Tasks and exercises:
1) Using the Remap with VRL page below, decide whether each statement agrees with it, answering yes or no and quoting the deciding words. (a) The drop_on_abort option defaults to true. (b) By default, an event that hits an error in a VRL program is dropped. (c) VRL is designed for processing logs and metrics.
2) In the Remap with VRL page below, which setting lets dropped events be diverted to a specially named output?
3) Copy word for word everything in the Remap with VRL page from "status: beta egress: stream state: stateless" down to "and performant manner.".

Source text:

—————

Remap with VRL

Modify your observability data as it passes through your topology using Vector Remap Language (VRL)

status: beta egress: stream state: stateless

Is the recommended transform for parsing, shaping, and transforming data in Vector. It implements the Vector Remap Language (VRL), an expression-oriented language designed for processing observability data (logs and metrics) in a safe and performant manner.

Please refer to the VRL reference when writing VRL scripts.

Configuration

Example configurations

{
  "transforms": {
    "my_transform_id": {
      "type": "remap",
      "inputs": [
        "my-source-or-transform-id"
      ]
    }
  }
}
[transforms.my_transform_id]
type = "remap"
inputs = [ "my-source-or-transform-id" ]
transforms:
  my_transform_id:
    type: remap
    inputs:
      - my-source-or-transform-id
{
  "transforms": {
    "my_transform_id": {
      "type": "remap",
      "inputs": [
        "my-source-or-transform-id"
      ],
      "drop_on_abort": true,
      "file": "./my/program.vrl",
      "files": [
        "['./my/program.vrl', './my/program2.vrl']"
      ],
      "metric_tag_values": "single",
      "source": ". = parse_json!(.message)\n.new_field = \"new value\"\n.status = to_int!(.status)\n.duration = parse_duration!(.duration, \"s\")\n.new_name = del(.old_name)",
      "timezone": "local"
    }
  }
}
[transforms.my_transform_id]
type = "remap"
inputs = [ "my-source-or-transform-id" ]
drop_on_abort = true
file = "./my/program.vrl"
files = [ "['./my/program.vrl', './my/program2.vrl']" ]
metric_tag_values = "single"
source = """
. = parse_json!(.message)
.new_field = "new value"
.status = to_int!(.status)
.duration = parse_duration!(.duration, "s")
.new_name = del(.old_name)"""
timezone = "local"
transforms:
  my_transform_id:
    type: remap
    inputs:
      - my-source-or-transform-id
    drop_on_abort: true
    file: ./my/program.vrl
    files:
      - "['./my/program.vrl', './my/program2.vrl']"
    metric_tag_values: single
    source: |-
      . = parse_json!(.message)
      .new_field = "new value"
      .status = to_int!(.status)
      .duration = parse_duration!(.duration, "s")
      .new_name = del(.old_name)      
    timezone: local

drop_on_abort

optional bool

Drops any event that is manually aborted during processing.

If a VRL program is manually aborted (using abort) when processing an event, this option controls whether the original, unmodified event is sent downstream without any modifications or if it is dropped.

Additionally, dropped events can potentially be diverted to a specially-named output for further logging and analysis by setting reroute_dropped.

default: true

drop_on_error

optional bool

Drops any event that encounters an error during processing.

Normally, if a VRL program encounters an error when processing an event, the original, unmodified event is sent downstream. In some cases, you may not want to send the event any further, such as if certain transformation or enrichment is strictly required. Setting drop_on_error to true allows you to ensure these events do not get processed any further.

Additionally, dropped events can potentially be diverted to a specially named output for further logging and analysis by setting reroute_dropped.

—————

Listing:
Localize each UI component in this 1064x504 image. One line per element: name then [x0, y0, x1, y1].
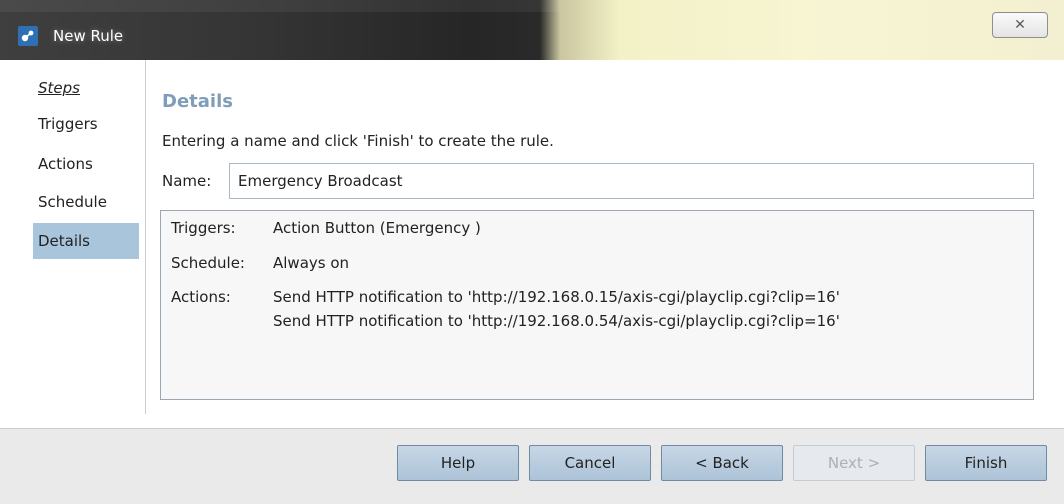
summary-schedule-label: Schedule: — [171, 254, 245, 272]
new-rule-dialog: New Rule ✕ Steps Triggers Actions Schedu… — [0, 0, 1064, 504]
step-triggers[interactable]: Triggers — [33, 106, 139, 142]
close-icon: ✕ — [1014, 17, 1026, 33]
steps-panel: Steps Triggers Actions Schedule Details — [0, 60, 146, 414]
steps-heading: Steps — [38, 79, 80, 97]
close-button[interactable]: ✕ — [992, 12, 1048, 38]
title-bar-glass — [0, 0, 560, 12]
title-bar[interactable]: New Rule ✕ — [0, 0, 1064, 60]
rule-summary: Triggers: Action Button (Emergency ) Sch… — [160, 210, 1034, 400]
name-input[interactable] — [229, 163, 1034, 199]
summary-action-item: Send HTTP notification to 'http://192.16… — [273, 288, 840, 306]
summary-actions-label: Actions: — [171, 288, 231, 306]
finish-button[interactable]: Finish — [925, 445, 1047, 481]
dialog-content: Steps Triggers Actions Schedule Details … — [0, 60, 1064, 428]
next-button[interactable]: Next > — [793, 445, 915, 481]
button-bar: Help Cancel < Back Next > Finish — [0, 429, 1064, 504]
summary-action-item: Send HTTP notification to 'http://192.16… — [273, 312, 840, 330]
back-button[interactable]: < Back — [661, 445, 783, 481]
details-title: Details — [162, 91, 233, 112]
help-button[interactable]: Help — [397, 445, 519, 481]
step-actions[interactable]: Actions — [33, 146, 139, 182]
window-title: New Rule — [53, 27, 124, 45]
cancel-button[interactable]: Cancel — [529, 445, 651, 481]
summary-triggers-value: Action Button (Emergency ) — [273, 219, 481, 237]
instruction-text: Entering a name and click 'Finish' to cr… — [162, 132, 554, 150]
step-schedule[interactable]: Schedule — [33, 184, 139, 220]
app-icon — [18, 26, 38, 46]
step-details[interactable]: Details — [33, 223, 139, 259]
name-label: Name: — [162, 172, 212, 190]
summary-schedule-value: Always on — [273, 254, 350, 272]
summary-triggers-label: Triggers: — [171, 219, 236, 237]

—————

Outputs:
1)
(a) Yes: "default: true"
(b) No: "Normally, if a VRL program encounters an error when processing an event, the original, unmodified event is sent downstream."
(c) Yes: "designed for processing observability data (logs and metrics)"

2) reroute_dropped

3)
status: beta egress: stream state: stateless

Is the recommended transform for parsing, shaping, and transforming data in Vector. It implements the Vector Remap Language (VRL), an expression-oriented language designed for processing observability data (logs and metrics) in a safe and performant manner.